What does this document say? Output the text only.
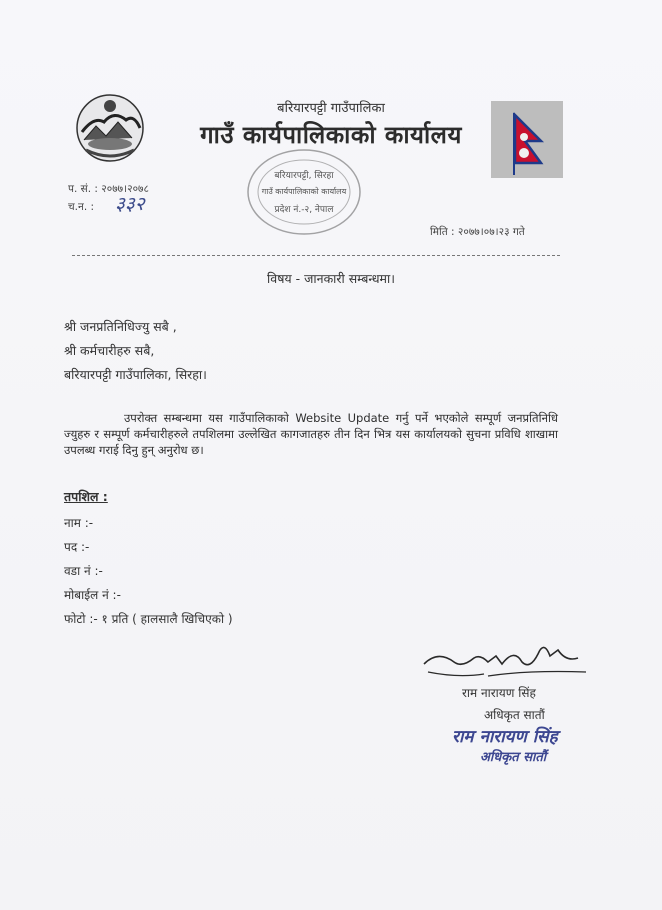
बरियारपट्टी गाउँपालिका
गाउँ कार्यपालिकाको कार्यालय
प. सं. : २०७७।२०७८
च.न. : ३३२
बरियारपट्टी, सिरहा
गाउँ कार्यपालिकाको कार्यालय
प्रदेश नं.-२, नेपाल
मिति : २०७७।०७।२३ गते
विषय - जानकारी सम्बन्धमा।
श्री जनप्रतिनिधिज्यु सबै ,
श्री कर्मचारीहरु सबै,
बरियारपट्टी गाउँपालिका, सिरहा।
उपरोक्त सम्बन्धमा यस गाउँपालिकाको Website Update गर्नु पर्ने भएकोले सम्पूर्ण जनप्रतिनिधि ज्युहरु र सम्पूर्ण कर्मचारीहरुले तपशिलमा उल्लेखित कागजातहरु तीन दिन भित्र यस कार्यालयको सुचना प्रविधि शाखामा उपलब्ध गराई दिनु हुन् अनुरोध छ।
तपशिल :
नाम :-
पद :-
वडा नं :-
मोबाईल नं :-
फोटो :- १ प्रति ( हालसालै खिचिएको )
राम नारायण सिंह
अधिकृत सातौं
राम नारायण सिंह
अधिकृत सातौं
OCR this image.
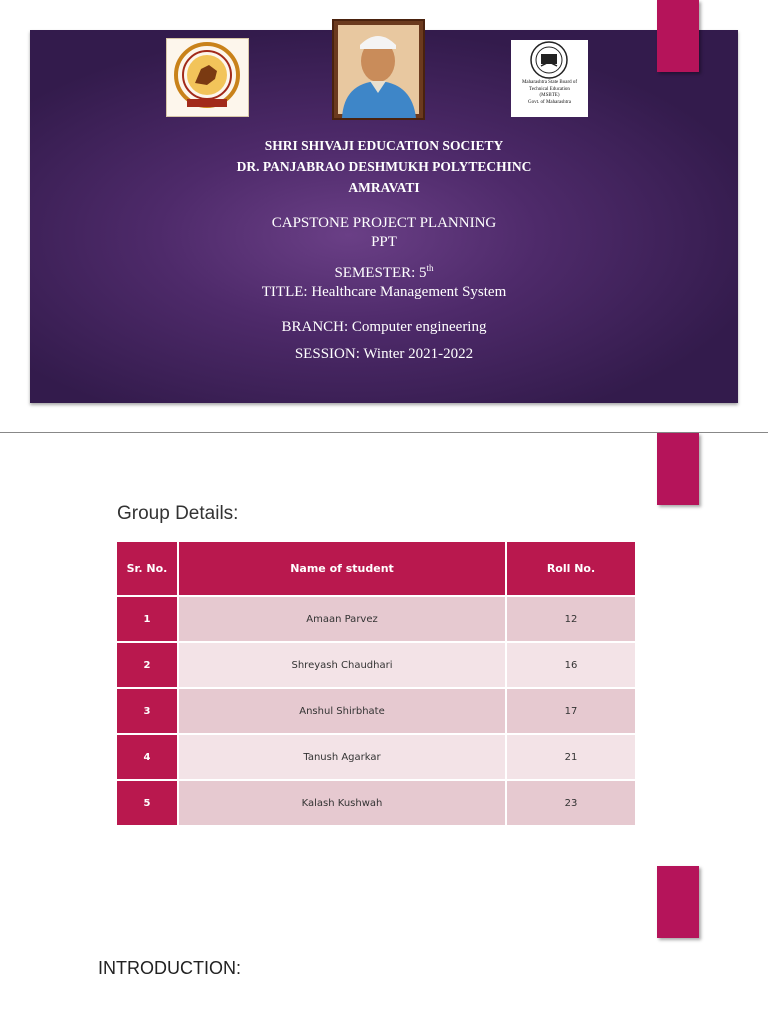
Maharashtra State Board of
Technical Education
(MSBTE)
Govt. of Maharashtra
SHRI SHIVAJI EDUCATION SOCIETY
DR. PANJABRAO DESHMUKH POLYTECHINC
AMRAVATI
CAPSTONE PROJECT PLANNING
PPT
SEMESTER: 5th
TITLE: Healthcare Management System
BRANCH: Computer engineering
SESSION: Winter 2021-2022
Group Details:
Sr. No.	Name of student	Roll No.
1	Amaan Parvez	12
2	Shreyash Chaudhari	16
3	Anshul Shirbhate	17
4	Tanush Agarkar	21
5	Kalash Kushwah	23
INTRODUCTION:
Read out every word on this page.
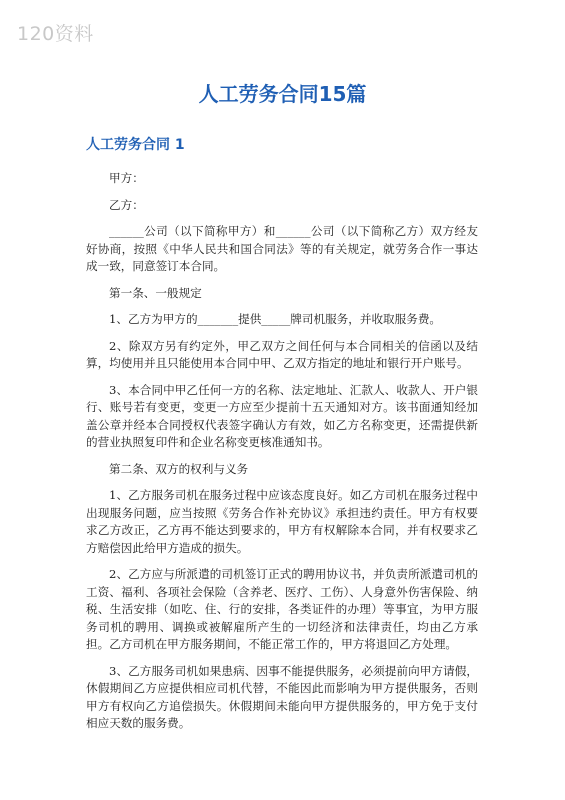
120资料
人工劳务合同15篇
人工劳务合同 1

甲方：

乙方：

______公司（以下简称甲方）和______公司（以下简称乙方）双方经友好协商，按照《中华人民共和国合同法》等的有关规定，就劳务合作一事达成一致，同意签订本合同。

第一条、一般规定

1、乙方为甲方的_______提供_____牌司机服务，并收取服务费。

2、除双方另有约定外，甲乙双方之间任何与本合同相关的信函以及结算，均使用并且只能使用本合同中甲、乙双方指定的地址和银行开户账号。

3、本合同中甲乙任何一方的名称、法定地址、汇款人、收款人、开户银行、账号若有变更，变更一方应至少提前十五天通知对方。该书面通知经加盖公章并经本合同授权代表签字确认方有效，如乙方名称变更，还需提供新的营业执照复印件和企业名称变更核准通知书。

第二条、双方的权利与义务

1、乙方服务司机在服务过程中应该态度良好。如乙方司机在服务过程中出现服务问题，应当按照《劳务合作补充协议》承担违约责任。甲方有权要求乙方改正，乙方再不能达到要求的，甲方有权解除本合同，并有权要求乙方赔偿因此给甲方造成的损失。

2、乙方应与所派遣的司机签订正式的聘用协议书，并负责所派遣司机的工资、福利、各项社会保险（含养老、医疗、工伤）、人身意外伤害保险、纳税、生活安排（如吃、住、行的安排，各类证件的办理）等事宜，为甲方服务司机的聘用、调换或被解雇所产生的一切经济和法律责任，均由乙方承担。乙方司机在甲方服务期间，不能正常工作的，甲方将退回乙方处理。

3、乙方服务司机如果患病、因事不能提供服务，必须提前向甲方请假，休假期间乙方应提供相应司机代替，不能因此而影响为甲方提供服务，否则甲方有权向乙方追偿损失。休假期间未能向甲方提供服务的，甲方免于支付相应天数的服务费。
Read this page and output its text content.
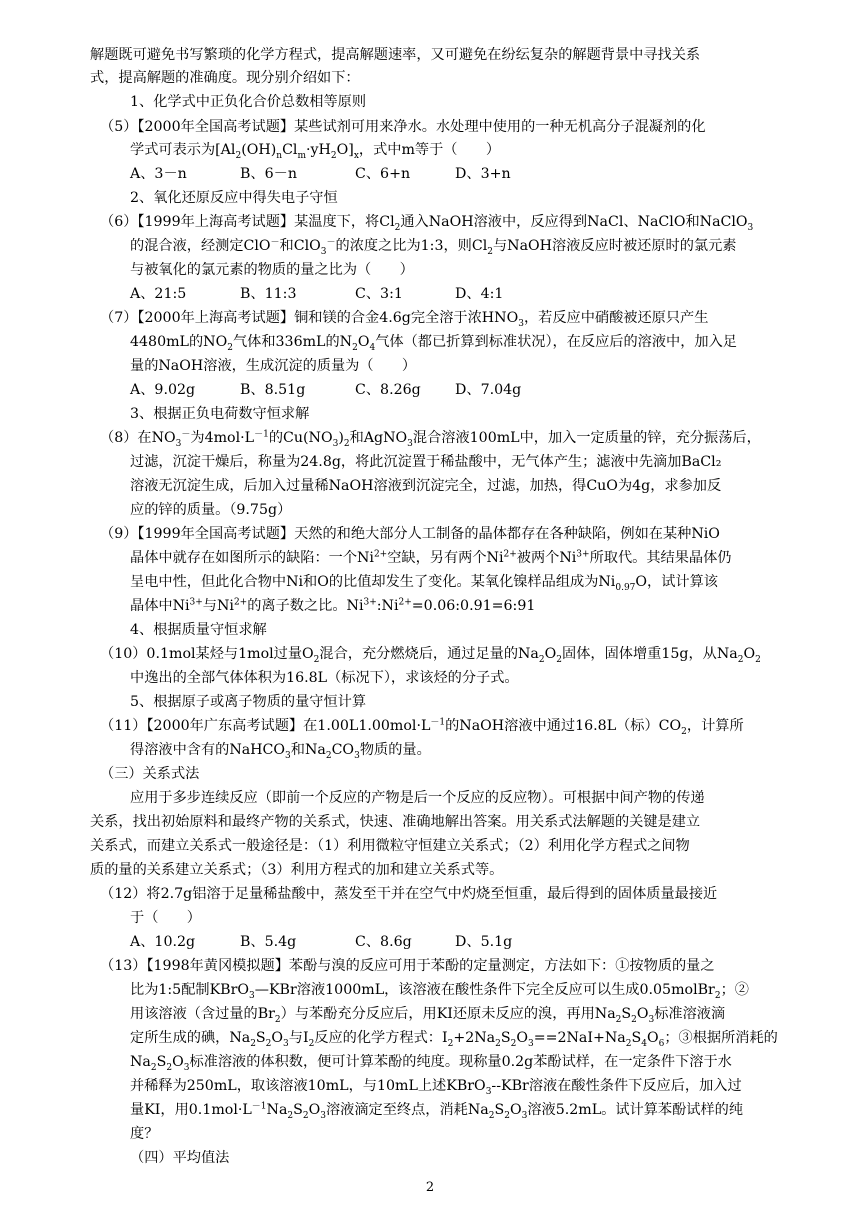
解题既可避免书写繁琐的化学方程式，提高解题速率，又可避免在纷纭复杂的解题背景中寻找关系
式，提高解题的准确度。现分别介绍如下：
1、化学式中正负化合价总数相等原则
（5）【2000年全国高考试题】某些试剂可用来净水。水处理中使用的一种无机高分子混凝剂的化
学式可表示为$[Al_2(OH)_nCl_m\cdot yH_2O]_x$，式中m等于（　　）
A、3－n	B、6－n	C、6+n	D、3+n
2、氧化还原反应中得失电子守恒
（6）【1999年上海高考试题】某温度下，将$Cl_2$通入NaOH溶液中，反应得到NaCl、NaClO和NaClO$_3$
的混合液，经测定ClO－和ClO$_3$－的浓度之比为1:3，则$Cl_2$与NaOH溶液反应时被还原时的氯元素
与被氧化的氯元素的物质的量之比为（　　）
A、21:5	B、11:3	C、3:1	D、4:1
（7）【2000年上海高考试题】铜和镁的合金4.6g完全溶于浓$HNO_3$，若反应中硝酸被还原只产生
4480mL的$NO_2$气体和336mL的$N_2O_4$气体（都已折算到标准状况），在反应后的溶液中，加入足
量的NaOH溶液，生成沉淀的质量为（　　）
A、9.02g	B、8.51g	C、8.26g D、7.04g
3、根据正负电荷数守恒求解
（8）在$NO_3^-$为$4mol\cdot L^{-1}$的$Cu(NO_3)_2$和AgNO$_3$混合溶液100mL中，加入一定质量的锌，充分振荡后，
过滤，沉淀干燥后，称量为24.8g，将此沉淀置于稀盐酸中，无气体产生；滤液中先滴加BaCl₂
溶液无沉淀生成，后加入过量稀NaOH溶液到沉淀完全，过滤，加热，得CuO为4g，求参加反
应的锌的质量。（9.75g）
（9）【1999年全国高考试题】天然的和绝大部分人工制备的晶体都存在各种缺陷，例如在某种NiO
晶体中就存在如图所示的缺陷：一个$Ni^{2+}$空缺，另有两个$Ni^{2+}$被两个$Ni^{3+}$所取代。其结果晶体仍
呈电中性，但此化合物中Ni和O的比值却发生了变化。某氧化镍样品组成为$Ni_{0.97}O$，试计算该
晶体中$Ni^{3+}$与$Ni^{2+}$的离子数之比。$Ni^{3+}:Ni^{2+}=0.06:0.91=6:91$
4、根据质量守恒求解
（10）0.1mol某烃与1mol过量$O_2$混合，充分燃烧后，通过足量的$Na_2O_2$固体，固体增重15g，从$Na_2O_2$
中逸出的全部气体体积为16.8L（标况下），求该烃的分子式。
5、根据原子或离子物质的量守恒计算
（11）【2000年广东高考试题】在$1.00L1.00mol\cdot L^{-1}$的NaOH溶液中通过16.8L（标）$CO_2$，计算所
得溶液中含有的NaHCO$_3$和$Na_2CO_3$物质的量。
（三）关系式法
应用于多步连续反应（即前一个反应的产物是后一个反应的反应物）。可根据中间产物的传递
关系，找出初始原料和最终产物的关系式，快速、准确地解出答案。用关系式法解题的关键是建立
关系式，而建立关系式一般途径是：（1）利用微粒守恒建立关系式；（2）利用化学方程式之间物
质的量的关系建立关系式；（3）利用方程式的加和建立关系式等。
（12）将2.7g铝溶于足量稀盐酸中，蒸发至干并在空气中灼烧至恒重，最后得到的固体质量最接近
于（　　）
A、10.2g	B、5.4g	C、8.6g	D、5.1g
（13）【1998年黄冈模拟题】苯酚与溴的反应可用于苯酚的定量测定，方法如下：①按物质的量之
比为1:5配制KBrO$_3$—KBr溶液1000mL，该溶液在酸性条件下完全反应可以生成0.05molBr$_2$；②
用该溶液（含过量的$Br_2$）与苯酚充分反应后，用KI还原未反应的溴，再用$Na_2S_2O_3$标准溶液滴
定所生成的碘，$Na_2S_2O_3$与$I_2$反应的化学方程式：$I_2+2Na_2S_2O_3==2NaI+Na_2S_4O_6$；③根据所消耗的
$Na_2S_2O_3$标准溶液的体积数，便可计算苯酚的纯度。现称量0.2g苯酚试样，在一定条件下溶于水
并稀释为250mL，取该溶液10mL，与10mL上述KBrO$_3$--KBr溶液在酸性条件下反应后，加入过
量KI，用$0.1mol\cdot L^{-1}Na_2S_2O_3$溶液滴定至终点，消耗$Na_2S_2O_3$溶液5.2mL。试计算苯酚试样的纯
度？
（四）平均值法
2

THE EXERCISE
Only lines with "this" are wanted here; list each of them.

REPLY
What does this document say? Output the text only.
OCR this image.
Read out every word on this page.
Read this page and output its text content.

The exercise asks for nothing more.